*** Provided passage ***
ESTRADASPHERE is a side-project of musicians from SECRET CHIEFS 3 which in turn was originally a side-project (but now permanent) of Trey Spruance from MR BUNGLE. The only similarity on the three bands though is that they all are avant-garde and share somewhat mutual musicians because their approach on experimental music differ completely.

The experimental eminence of ESTRADASPHERE lies on their lack of cohesion, or "innovative songwriting and structuring" if you like fancy definitions, but NOT on inaccessible and difficult Frankenstein as say grandpa MR BUNGLE builds. This characteristic (approachability) was inherited (and improved) from daddy SECRET CHIEFS 3. Therefore, it's pretty accessible. A pleasant surprise.

The songs in BUCK FEVER, as said, are fragmented and disjoint (uncoherent), they present various sections all of which demonstrate different genres which dynamically alters between the vast arrays of styles within the multi- instrumentalist six musicians' grasp. In a moment, they might be playing jazzy bossa nova, moving right after to circus music and then to symphonic funk. There are also generous doses of black metal (although they are isolated in their own tracks, they don't interact with the multi-stylistical tracks) and rather humorous video game 8-bit songs (and a jazz swing cover of Super Mario Bros 2's theme!).

They could develop their ideas freely, as apparently money was not an issue: not only the record has great quality but also there is a huge assortment of multiethnic instruments, ranging from (Australian) Aboriginal horns to African percussions. I find the variety refreshing, the gigantic amount of things they use guarantee unique multiplicity of sounds. However, I need to acknowledge they have a clear preference for brass instruments, as they are nigh omnipresent and peppers almost every song.

For as much there is a constant shift with countless styles, ESTRADASPHERE does present moments with their unique sound, a syncretism of jazz (pre-bop? Post-bop? Hard-bop? Something bop, I guess), symphonic brass and a delicious funky slappy electric guitar.

Worth mentioning is the concept, blurred between ironic appraisal and implicit criticism of ole 'Murican idolatry of hunting. Buck fever is actually a term for Americans hell-bent on killing every single horned ruminant mammal (deer) within their vicinities' temperate woods. I say the concept is difficult to understand because there are moments that can be identified as criticism but also lapses of sarcasm, and it begs the question: are they indeed detractors or just jesting around? Personally, I feel that they express their humorous, satirical view on this issue through their jazz/rock tracks, whereas their thoughtful ecologist opinions are expressed in the black metal ones.
*** Data shown ***
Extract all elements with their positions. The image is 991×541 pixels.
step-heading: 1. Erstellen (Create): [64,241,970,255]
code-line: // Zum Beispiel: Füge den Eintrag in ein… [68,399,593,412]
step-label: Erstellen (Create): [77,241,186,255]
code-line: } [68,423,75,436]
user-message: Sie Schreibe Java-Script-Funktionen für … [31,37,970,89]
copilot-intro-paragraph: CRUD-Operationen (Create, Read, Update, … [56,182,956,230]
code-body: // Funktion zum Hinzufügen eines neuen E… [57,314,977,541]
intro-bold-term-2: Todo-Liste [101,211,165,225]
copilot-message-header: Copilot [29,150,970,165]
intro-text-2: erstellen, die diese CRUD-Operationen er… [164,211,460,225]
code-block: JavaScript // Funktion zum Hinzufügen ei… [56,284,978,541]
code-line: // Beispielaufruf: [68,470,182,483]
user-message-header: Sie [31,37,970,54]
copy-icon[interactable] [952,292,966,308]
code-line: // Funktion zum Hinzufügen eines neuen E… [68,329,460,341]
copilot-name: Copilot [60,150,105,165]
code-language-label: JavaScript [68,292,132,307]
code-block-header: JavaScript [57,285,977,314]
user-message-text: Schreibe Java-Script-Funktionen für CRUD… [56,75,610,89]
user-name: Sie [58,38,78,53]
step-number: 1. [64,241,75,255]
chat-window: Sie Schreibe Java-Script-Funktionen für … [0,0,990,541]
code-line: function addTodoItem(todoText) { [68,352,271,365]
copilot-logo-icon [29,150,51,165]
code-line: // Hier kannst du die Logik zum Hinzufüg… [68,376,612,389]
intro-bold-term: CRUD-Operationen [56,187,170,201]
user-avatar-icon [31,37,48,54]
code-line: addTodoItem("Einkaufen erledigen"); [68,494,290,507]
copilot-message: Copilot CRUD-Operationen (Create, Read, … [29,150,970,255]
***
Answer these about the Buck Fever review:
1. Trey Spruance is from which band?
2. Which video game's theme gets a jazz swing cover on the record?
3. In the reviewer's view, which tracks carry the band's thoughtful ecologist opinions?

1. Mr. Bungle
2. Super Mario Bros 2
3. The black metal tracks